**Work instruction**: Comb the records below for the string "numbers" and copy each line where it turns up.

Information given below:

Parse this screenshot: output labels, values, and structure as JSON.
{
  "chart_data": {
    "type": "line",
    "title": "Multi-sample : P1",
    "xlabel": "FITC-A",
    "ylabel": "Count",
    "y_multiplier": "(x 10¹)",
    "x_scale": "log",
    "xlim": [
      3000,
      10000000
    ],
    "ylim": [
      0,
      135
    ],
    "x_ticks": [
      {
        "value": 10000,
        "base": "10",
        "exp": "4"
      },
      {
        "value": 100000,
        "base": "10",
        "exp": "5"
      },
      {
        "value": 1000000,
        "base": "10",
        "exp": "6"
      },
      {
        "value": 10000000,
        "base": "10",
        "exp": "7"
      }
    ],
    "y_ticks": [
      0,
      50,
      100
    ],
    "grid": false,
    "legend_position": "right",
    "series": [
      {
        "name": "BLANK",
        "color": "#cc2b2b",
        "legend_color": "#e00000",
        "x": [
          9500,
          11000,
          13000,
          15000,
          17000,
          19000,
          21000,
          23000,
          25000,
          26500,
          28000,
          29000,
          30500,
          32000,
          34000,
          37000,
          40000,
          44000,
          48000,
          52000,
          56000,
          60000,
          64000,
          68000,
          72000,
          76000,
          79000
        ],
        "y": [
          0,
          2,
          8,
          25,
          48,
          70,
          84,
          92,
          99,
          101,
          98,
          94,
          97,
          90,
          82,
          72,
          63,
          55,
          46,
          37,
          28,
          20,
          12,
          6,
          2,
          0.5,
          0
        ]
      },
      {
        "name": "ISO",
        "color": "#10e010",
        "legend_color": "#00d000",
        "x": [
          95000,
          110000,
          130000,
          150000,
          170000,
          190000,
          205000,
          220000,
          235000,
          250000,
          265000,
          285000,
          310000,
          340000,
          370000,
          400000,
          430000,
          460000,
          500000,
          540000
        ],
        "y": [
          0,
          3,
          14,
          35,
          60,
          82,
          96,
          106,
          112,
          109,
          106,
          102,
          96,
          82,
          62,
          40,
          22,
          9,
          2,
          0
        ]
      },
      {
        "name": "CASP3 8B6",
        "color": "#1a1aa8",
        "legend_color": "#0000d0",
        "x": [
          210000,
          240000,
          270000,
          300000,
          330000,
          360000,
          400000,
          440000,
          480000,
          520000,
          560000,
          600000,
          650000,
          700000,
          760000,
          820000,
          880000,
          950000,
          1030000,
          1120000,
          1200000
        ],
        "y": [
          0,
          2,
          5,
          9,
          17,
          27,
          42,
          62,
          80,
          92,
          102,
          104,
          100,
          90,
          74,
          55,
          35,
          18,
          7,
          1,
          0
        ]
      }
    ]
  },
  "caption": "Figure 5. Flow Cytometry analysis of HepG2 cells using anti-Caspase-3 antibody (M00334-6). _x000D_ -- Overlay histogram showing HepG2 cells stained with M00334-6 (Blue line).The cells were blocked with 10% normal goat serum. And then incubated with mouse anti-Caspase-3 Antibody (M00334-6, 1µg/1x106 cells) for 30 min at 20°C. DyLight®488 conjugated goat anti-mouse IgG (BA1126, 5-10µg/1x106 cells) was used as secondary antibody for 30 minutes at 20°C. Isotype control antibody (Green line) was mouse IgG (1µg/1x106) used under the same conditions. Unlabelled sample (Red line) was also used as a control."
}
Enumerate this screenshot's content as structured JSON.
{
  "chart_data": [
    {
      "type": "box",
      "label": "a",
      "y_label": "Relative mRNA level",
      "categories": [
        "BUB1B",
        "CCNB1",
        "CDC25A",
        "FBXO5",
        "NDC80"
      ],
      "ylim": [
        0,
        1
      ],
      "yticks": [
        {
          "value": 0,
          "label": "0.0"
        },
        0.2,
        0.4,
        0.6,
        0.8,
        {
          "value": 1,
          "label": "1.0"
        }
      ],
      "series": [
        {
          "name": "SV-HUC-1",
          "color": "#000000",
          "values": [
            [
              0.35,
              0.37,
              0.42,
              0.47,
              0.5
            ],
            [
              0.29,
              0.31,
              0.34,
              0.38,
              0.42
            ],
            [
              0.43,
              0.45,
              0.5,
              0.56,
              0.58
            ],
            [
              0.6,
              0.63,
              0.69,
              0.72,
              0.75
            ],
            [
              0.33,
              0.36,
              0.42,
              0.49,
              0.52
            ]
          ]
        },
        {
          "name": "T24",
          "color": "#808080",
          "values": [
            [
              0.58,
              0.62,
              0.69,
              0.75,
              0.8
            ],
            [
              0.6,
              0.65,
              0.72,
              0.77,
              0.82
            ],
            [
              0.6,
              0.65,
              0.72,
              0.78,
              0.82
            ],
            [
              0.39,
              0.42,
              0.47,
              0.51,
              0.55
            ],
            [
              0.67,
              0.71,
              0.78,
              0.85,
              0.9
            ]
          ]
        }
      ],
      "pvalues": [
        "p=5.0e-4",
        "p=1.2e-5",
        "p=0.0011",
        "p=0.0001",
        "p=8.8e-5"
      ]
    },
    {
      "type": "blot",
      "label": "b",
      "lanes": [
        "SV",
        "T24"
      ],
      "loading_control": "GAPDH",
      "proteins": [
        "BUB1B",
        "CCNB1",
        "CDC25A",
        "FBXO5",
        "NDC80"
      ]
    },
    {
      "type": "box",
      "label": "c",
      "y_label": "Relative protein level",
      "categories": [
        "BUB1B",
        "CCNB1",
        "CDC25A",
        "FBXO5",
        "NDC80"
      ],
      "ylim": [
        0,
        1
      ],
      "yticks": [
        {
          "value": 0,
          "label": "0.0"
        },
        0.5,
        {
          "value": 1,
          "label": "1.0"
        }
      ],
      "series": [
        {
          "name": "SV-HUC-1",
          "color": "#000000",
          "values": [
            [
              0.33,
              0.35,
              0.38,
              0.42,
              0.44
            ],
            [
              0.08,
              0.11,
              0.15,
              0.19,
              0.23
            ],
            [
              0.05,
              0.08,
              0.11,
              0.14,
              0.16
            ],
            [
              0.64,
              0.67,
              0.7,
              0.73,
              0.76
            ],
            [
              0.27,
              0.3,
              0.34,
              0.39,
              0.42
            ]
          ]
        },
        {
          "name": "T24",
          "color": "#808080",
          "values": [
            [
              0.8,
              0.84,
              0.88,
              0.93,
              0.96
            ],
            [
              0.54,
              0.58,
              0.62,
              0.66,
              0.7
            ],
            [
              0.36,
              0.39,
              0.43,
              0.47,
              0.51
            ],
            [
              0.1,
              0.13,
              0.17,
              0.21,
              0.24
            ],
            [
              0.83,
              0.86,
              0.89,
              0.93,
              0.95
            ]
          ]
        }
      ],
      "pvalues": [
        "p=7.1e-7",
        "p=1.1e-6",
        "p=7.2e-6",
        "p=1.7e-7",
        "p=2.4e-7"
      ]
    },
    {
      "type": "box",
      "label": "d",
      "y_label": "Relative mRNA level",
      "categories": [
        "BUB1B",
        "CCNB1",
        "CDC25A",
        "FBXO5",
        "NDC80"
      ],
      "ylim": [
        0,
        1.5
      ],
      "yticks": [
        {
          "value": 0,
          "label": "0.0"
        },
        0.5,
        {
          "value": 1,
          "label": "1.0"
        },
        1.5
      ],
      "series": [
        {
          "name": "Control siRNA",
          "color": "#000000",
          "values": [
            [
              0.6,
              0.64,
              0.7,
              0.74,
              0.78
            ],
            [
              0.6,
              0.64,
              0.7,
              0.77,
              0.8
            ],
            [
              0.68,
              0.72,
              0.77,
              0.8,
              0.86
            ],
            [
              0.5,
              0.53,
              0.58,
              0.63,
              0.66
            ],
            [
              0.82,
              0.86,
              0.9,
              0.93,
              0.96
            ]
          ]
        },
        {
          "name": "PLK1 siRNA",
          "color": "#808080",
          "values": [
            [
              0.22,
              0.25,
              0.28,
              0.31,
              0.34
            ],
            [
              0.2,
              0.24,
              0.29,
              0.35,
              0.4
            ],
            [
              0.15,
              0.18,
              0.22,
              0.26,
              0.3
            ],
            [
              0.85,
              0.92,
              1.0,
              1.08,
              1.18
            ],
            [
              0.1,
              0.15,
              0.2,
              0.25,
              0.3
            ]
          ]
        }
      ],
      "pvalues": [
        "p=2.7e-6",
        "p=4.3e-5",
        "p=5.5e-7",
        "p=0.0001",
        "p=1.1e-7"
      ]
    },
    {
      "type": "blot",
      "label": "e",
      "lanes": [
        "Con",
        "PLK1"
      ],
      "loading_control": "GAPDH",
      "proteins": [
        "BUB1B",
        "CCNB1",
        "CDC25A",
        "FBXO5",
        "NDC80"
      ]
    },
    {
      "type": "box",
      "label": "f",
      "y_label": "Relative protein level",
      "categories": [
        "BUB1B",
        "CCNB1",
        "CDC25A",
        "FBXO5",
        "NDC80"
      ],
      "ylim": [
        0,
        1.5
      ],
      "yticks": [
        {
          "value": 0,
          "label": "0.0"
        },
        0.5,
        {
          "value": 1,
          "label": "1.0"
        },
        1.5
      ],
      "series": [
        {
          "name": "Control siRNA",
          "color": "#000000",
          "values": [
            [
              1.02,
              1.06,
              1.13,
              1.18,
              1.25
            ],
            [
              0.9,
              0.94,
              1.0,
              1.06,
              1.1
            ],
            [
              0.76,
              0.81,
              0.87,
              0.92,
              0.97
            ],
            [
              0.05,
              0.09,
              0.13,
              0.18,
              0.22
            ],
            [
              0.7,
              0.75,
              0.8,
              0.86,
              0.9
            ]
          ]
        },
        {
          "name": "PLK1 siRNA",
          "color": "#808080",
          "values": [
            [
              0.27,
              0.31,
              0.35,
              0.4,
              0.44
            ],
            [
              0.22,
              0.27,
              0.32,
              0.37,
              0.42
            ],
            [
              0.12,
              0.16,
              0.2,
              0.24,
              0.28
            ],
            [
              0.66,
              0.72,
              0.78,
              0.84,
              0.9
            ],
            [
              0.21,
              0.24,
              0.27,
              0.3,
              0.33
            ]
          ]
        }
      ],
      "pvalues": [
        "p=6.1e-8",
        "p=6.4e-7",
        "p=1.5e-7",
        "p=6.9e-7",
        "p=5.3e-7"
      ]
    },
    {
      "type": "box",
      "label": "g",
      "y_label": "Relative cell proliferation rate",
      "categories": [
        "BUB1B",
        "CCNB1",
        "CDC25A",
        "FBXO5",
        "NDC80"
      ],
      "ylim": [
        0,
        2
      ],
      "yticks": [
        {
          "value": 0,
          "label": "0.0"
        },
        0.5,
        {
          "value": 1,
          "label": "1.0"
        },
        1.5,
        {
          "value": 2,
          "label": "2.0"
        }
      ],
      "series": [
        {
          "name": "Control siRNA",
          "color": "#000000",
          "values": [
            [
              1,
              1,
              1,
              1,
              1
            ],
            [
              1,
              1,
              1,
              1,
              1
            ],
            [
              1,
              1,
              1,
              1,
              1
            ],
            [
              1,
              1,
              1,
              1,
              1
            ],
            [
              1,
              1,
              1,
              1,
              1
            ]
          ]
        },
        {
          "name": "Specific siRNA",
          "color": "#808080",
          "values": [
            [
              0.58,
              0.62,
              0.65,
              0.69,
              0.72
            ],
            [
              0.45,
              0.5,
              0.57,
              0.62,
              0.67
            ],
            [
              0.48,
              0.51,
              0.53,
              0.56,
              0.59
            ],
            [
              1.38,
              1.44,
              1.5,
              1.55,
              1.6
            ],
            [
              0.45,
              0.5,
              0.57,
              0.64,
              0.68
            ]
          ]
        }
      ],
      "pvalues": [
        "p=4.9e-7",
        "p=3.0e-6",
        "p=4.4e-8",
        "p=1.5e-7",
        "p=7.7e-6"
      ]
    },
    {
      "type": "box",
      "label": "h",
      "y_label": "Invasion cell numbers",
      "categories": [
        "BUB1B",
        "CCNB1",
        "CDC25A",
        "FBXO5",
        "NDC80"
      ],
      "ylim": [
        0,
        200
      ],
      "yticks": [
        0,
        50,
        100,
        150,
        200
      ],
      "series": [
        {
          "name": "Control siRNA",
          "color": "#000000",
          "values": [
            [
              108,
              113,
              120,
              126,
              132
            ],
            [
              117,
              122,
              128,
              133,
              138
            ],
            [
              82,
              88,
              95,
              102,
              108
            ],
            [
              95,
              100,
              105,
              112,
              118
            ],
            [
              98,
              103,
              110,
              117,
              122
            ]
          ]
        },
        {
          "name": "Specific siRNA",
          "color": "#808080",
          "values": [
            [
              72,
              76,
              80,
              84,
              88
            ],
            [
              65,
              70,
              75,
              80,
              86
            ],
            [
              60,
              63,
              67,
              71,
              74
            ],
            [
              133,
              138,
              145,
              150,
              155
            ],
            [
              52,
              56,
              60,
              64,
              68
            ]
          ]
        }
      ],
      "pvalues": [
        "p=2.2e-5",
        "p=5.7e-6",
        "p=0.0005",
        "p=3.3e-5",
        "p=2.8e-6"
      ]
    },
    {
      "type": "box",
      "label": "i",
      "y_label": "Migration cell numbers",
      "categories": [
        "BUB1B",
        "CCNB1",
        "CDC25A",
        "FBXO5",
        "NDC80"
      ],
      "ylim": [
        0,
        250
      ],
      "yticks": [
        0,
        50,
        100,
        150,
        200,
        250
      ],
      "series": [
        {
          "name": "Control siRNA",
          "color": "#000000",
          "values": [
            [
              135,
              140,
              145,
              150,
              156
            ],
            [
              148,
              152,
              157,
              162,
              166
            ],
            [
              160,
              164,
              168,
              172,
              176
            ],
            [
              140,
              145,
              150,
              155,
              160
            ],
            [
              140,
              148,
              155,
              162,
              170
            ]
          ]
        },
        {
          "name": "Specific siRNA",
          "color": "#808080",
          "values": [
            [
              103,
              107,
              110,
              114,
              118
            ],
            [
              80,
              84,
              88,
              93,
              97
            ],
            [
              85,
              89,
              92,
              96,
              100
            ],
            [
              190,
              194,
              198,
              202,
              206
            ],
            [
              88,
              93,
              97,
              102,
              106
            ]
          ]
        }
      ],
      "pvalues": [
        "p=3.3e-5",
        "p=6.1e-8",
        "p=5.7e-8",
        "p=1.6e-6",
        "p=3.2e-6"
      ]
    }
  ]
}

End of Information given.

**Task result**:
      "y_label": "Invasion cell numbers",
      "y_label": "Migration cell numbers",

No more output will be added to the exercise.